**YOUR GOAL**. Copy all lines below exactly as written. Leave pictures out.

>> Begin DATA IN THIS EXERCISE

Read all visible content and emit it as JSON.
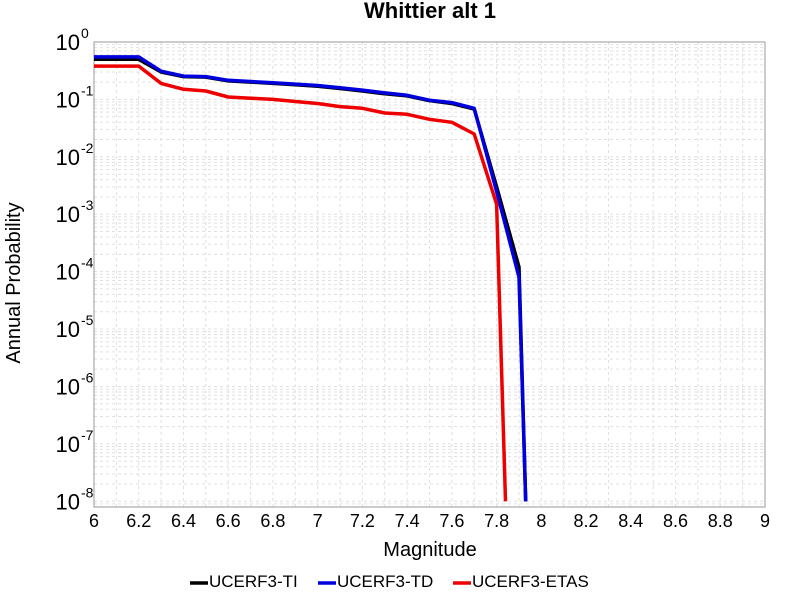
{
  "chart_data": {
    "type": "line",
    "title": "Whittier alt 1",
    "xlabel": "Magnitude",
    "ylabel": "Annual Probability",
    "xlim": [
      6,
      9
    ],
    "ylim_exponent": [
      -8.1,
      0
    ],
    "yscale": "log",
    "x_ticks": [
      "6",
      "6.2",
      "6.4",
      "6.6",
      "6.8",
      "7",
      "7.2",
      "7.4",
      "7.6",
      "7.8",
      "8",
      "8.2",
      "8.4",
      "8.6",
      "8.8",
      "9"
    ],
    "y_ticks": [
      {
        "base": "10",
        "exp": "0"
      },
      {
        "base": "10",
        "exp": "-1"
      },
      {
        "base": "10",
        "exp": "-2"
      },
      {
        "base": "10",
        "exp": "-3"
      },
      {
        "base": "10",
        "exp": "-4"
      },
      {
        "base": "10",
        "exp": "-5"
      },
      {
        "base": "10",
        "exp": "-6"
      },
      {
        "base": "10",
        "exp": "-7"
      },
      {
        "base": "10",
        "exp": "-8"
      }
    ],
    "grid": true,
    "legend_position": "bottom",
    "series": [
      {
        "name": "UCERF3-TI",
        "color": "#000000",
        "x": [
          6.0,
          6.1,
          6.2,
          6.3,
          6.4,
          6.5,
          6.6,
          6.7,
          6.8,
          6.9,
          7.0,
          7.1,
          7.2,
          7.3,
          7.4,
          7.5,
          7.6,
          7.7,
          7.8,
          7.9,
          7.93
        ],
        "y": [
          0.5,
          0.5,
          0.5,
          0.3,
          0.25,
          0.245,
          0.21,
          0.2,
          0.19,
          0.18,
          0.17,
          0.155,
          0.14,
          0.125,
          0.115,
          0.095,
          0.085,
          0.068,
          0.003,
          0.00012,
          1e-08
        ]
      },
      {
        "name": "UCERF3-TD",
        "color": "#0000dd",
        "x": [
          6.0,
          6.1,
          6.2,
          6.3,
          6.4,
          6.5,
          6.6,
          6.7,
          6.8,
          6.9,
          7.0,
          7.1,
          7.2,
          7.3,
          7.4,
          7.5,
          7.6,
          7.7,
          7.8,
          7.9,
          7.93
        ],
        "y": [
          0.55,
          0.55,
          0.55,
          0.31,
          0.255,
          0.25,
          0.215,
          0.205,
          0.195,
          0.185,
          0.175,
          0.16,
          0.145,
          0.13,
          0.118,
          0.097,
          0.088,
          0.07,
          0.0025,
          8e-05,
          1e-08
        ]
      },
      {
        "name": "UCERF3-ETAS",
        "color": "#ee0000",
        "x": [
          6.0,
          6.1,
          6.2,
          6.3,
          6.4,
          6.5,
          6.6,
          6.7,
          6.8,
          6.9,
          7.0,
          7.1,
          7.2,
          7.3,
          7.4,
          7.5,
          7.6,
          7.7,
          7.8,
          7.84
        ],
        "y": [
          0.38,
          0.38,
          0.38,
          0.19,
          0.15,
          0.14,
          0.11,
          0.105,
          0.1,
          0.092,
          0.085,
          0.075,
          0.07,
          0.058,
          0.055,
          0.045,
          0.04,
          0.025,
          0.0015,
          1e-08
        ]
      }
    ]
  }
}
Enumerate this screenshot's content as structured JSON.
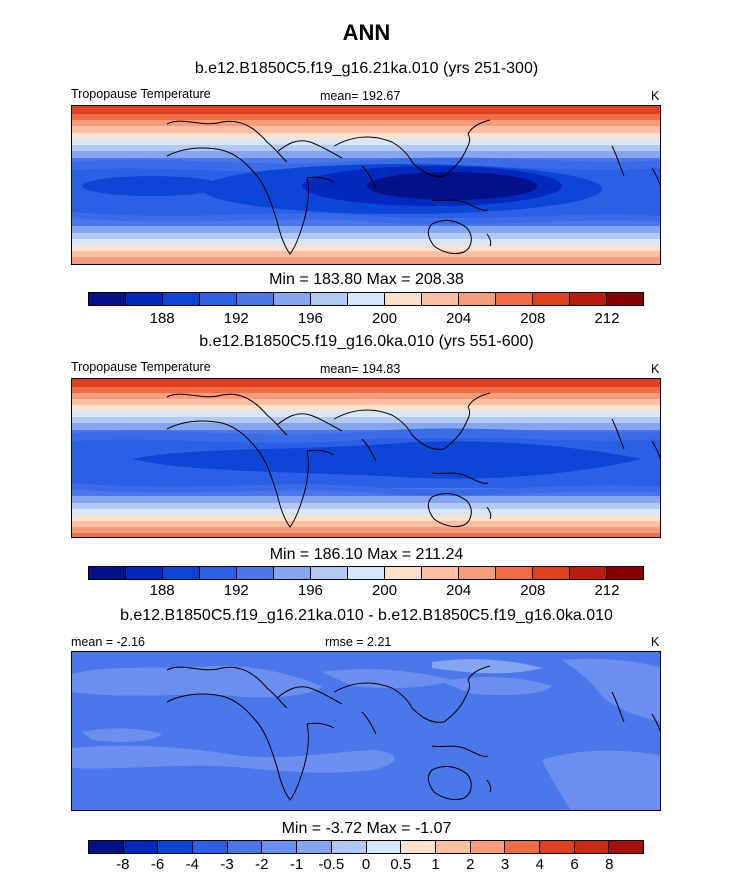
{
  "title": "ANN",
  "colors": {
    "levels15": [
      "#00118a",
      "#0229bd",
      "#0b46d6",
      "#2a5fe6",
      "#4a78ea",
      "#86a5f0",
      "#b4c8f6",
      "#d6e6fb",
      "#fde1cf",
      "#fbbfa4",
      "#f79c7a",
      "#f16d45",
      "#e0401e",
      "#bb1c10",
      "#870000"
    ],
    "levels17": [
      "#00118a",
      "#0229bd",
      "#0b46d6",
      "#2a5fe6",
      "#4a78ea",
      "#6b8fee",
      "#86a5f0",
      "#b4c8f6",
      "#d6e6fb",
      "#fde1cf",
      "#fbbfa4",
      "#f79c7a",
      "#f16d45",
      "#e0401e",
      "#c82a14",
      "#a51108",
      "#870000"
    ]
  },
  "panels": [
    {
      "title": "b.e12.B1850C5.f19_g16.21ka.010 (yrs 251-300)",
      "left_label": "Tropopause Temperature",
      "center_label": "mean= 192.67",
      "right_label": "K",
      "stats": "Min = 183.80 Max = 208.38",
      "ticks": [
        "188",
        "192",
        "196",
        "200",
        "204",
        "208",
        "212"
      ],
      "tick_positions": [
        2,
        4,
        6,
        8,
        10,
        12,
        14
      ],
      "cells": 15
    },
    {
      "title": "b.e12.B1850C5.f19_g16.0ka.010 (yrs 551-600)",
      "left_label": "Tropopause Temperature",
      "center_label": "mean= 194.83",
      "right_label": "K",
      "stats": "Min = 186.10 Max = 211.24",
      "ticks": [
        "188",
        "192",
        "196",
        "200",
        "204",
        "208",
        "212"
      ],
      "tick_positions": [
        2,
        4,
        6,
        8,
        10,
        12,
        14
      ],
      "cells": 15
    },
    {
      "title": "b.e12.B1850C5.f19_g16.21ka.010 - b.e12.B1850C5.f19_g16.0ka.010",
      "left_label": "mean =  -2.16",
      "center_label": "rmse =  2.21",
      "right_label": "K",
      "stats": "Min =  -3.72 Max =  -1.07",
      "ticks": [
        "-8",
        "-6",
        "-4",
        "-3",
        "-2",
        "-1",
        "-0.5",
        "0",
        "0.5",
        "1",
        "2",
        "3",
        "4",
        "6",
        "8"
      ],
      "tick_positions": [
        1,
        2,
        3,
        4,
        5,
        6,
        7,
        8,
        9,
        10,
        11,
        12,
        13,
        14,
        15
      ],
      "cells": 16
    }
  ]
}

>> End DATA IN THIS EXERCISE

**CORRECT RESULT**.
Read all visible content and emit it as JSON.
{
  "chart_data": {
    "type": "line",
    "title": "Whittier alt 1",
    "xlabel": "Magnitude",
    "ylabel": "Annual Probability",
    "xlim": [
      6,
      9
    ],
    "ylim_exponent": [
      -8.1,
      0
    ],
    "yscale": "log",
    "x_ticks": [
      "6",
      "6.2",
      "6.4",
      "6.6",
      "6.8",
      "7",
      "7.2",
      "7.4",
      "7.6",
      "7.8",
      "8",
      "8.2",
      "8.4",
      "8.6",
      "8.8",
      "9"
    ],
    "y_ticks": [
      {
        "base": "10",
        "exp": "0"
      },
      {
        "base": "10",
        "exp": "-1"
      },
      {
        "base": "10",
        "exp": "-2"
      },
      {
        "base": "10",
        "exp": "-3"
      },
      {
        "base": "10",
        "exp": "-4"
      },
      {
        "base": "10",
        "exp": "-5"
      },
      {
        "base": "10",
        "exp": "-6"
      },
      {
        "base": "10",
        "exp": "-7"
      },
      {
        "base": "10",
        "exp": "-8"
      }
    ],
    "grid": true,
    "legend_position": "bottom",
    "series": [
      {
        "name": "UCERF3-TI",
        "color": "#000000",
        "x": [
          6.0,
          6.1,
          6.2,
          6.3,
          6.4,
          6.5,
          6.6,
          6.7,
          6.8,
          6.9,
          7.0,
          7.1,
          7.2,
          7.3,
          7.4,
          7.5,
          7.6,
          7.7,
          7.8,
          7.9,
          7.93
        ],
        "y": [
          0.5,
          0.5,
          0.5,
          0.3,
          0.25,
          0.245,
          0.21,
          0.2,
          0.19,
          0.18,
          0.17,
          0.155,
          0.14,
          0.125,
          0.115,
          0.095,
          0.085,
          0.068,
          0.003,
          0.00012,
          1e-08
        ]
      },
      {
        "name": "UCERF3-TD",
        "color": "#0000dd",
        "x": [
          6.0,
          6.1,
          6.2,
          6.3,
          6.4,
          6.5,
          6.6,
          6.7,
          6.8,
          6.9,
          7.0,
          7.1,
          7.2,
          7.3,
          7.4,
          7.5,
          7.6,
          7.7,
          7.8,
          7.9,
          7.93
        ],
        "y": [
          0.55,
          0.55,
          0.55,
          0.31,
          0.255,
          0.25,
          0.215,
          0.205,
          0.195,
          0.185,
          0.175,
          0.16,
          0.145,
          0.13,
          0.118,
          0.097,
          0.088,
          0.07,
          0.0025,
          8e-05,
          1e-08
        ]
      },
      {
        "name": "UCERF3-ETAS",
        "color": "#ee0000",
        "x": [
          6.0,
          6.1,
          6.2,
          6.3,
          6.4,
          6.5,
          6.6,
          6.7,
          6.8,
          6.9,
          7.0,
          7.1,
          7.2,
          7.3,
          7.4,
          7.5,
          7.6,
          7.7,
          7.8,
          7.84
        ],
        "y": [
          0.38,
          0.38,
          0.38,
          0.19,
          0.15,
          0.14,
          0.11,
          0.105,
          0.1,
          0.092,
          0.085,
          0.075,
          0.07,
          0.058,
          0.055,
          0.045,
          0.04,
          0.025,
          0.0015,
          1e-08
        ]
      }
    ]
  }
}
Enumerate this screenshot's content as structured JSON.
{
  "title": "ANN",
  "colors": {
    "levels15": [
      "#00118a",
      "#0229bd",
      "#0b46d6",
      "#2a5fe6",
      "#4a78ea",
      "#86a5f0",
      "#b4c8f6",
      "#d6e6fb",
      "#fde1cf",
      "#fbbfa4",
      "#f79c7a",
      "#f16d45",
      "#e0401e",
      "#bb1c10",
      "#870000"
    ],
    "levels17": [
      "#00118a",
      "#0229bd",
      "#0b46d6",
      "#2a5fe6",
      "#4a78ea",
      "#6b8fee",
      "#86a5f0",
      "#b4c8f6",
      "#d6e6fb",
      "#fde1cf",
      "#fbbfa4",
      "#f79c7a",
      "#f16d45",
      "#e0401e",
      "#c82a14",
      "#a51108",
      "#870000"
    ]
  },
  "panels": [
    {
      "title": "b.e12.B1850C5.f19_g16.21ka.010 (yrs 251-300)",
      "left_label": "Tropopause Temperature",
      "center_label": "mean= 192.67",
      "right_label": "K",
      "stats": "Min = 183.80 Max = 208.38",
      "ticks": [
        "188",
        "192",
        "196",
        "200",
        "204",
        "208",
        "212"
      ],
      "tick_positions": [
        2,
        4,
        6,
        8,
        10,
        12,
        14
      ],
      "cells": 15
    },
    {
      "title": "b.e12.B1850C5.f19_g16.0ka.010 (yrs 551-600)",
      "left_label": "Tropopause Temperature",
      "center_label": "mean= 194.83",
      "right_label": "K",
      "stats": "Min = 186.10 Max = 211.24",
      "ticks": [
        "188",
        "192",
        "196",
        "200",
        "204",
        "208",
        "212"
      ],
      "tick_positions": [
        2,
        4,
        6,
        8,
        10,
        12,
        14
      ],
      "cells": 15
    },
    {
      "title": "b.e12.B1850C5.f19_g16.21ka.010 - b.e12.B1850C5.f19_g16.0ka.010",
      "left_label": "mean =  -2.16",
      "center_label": "rmse =  2.21",
      "right_label": "K",
      "stats": "Min =  -3.72 Max =  -1.07",
      "ticks": [
        "-8",
        "-6",
        "-4",
        "-3",
        "-2",
        "-1",
        "-0.5",
        "0",
        "0.5",
        "1",
        "2",
        "3",
        "4",
        "6",
        "8"
      ],
      "tick_positions": [
        1,
        2,
        3,
        4,
        5,
        6,
        7,
        8,
        9,
        10,
        11,
        12,
        13,
        14,
        15
      ],
      "cells": 16
    }
  ]
}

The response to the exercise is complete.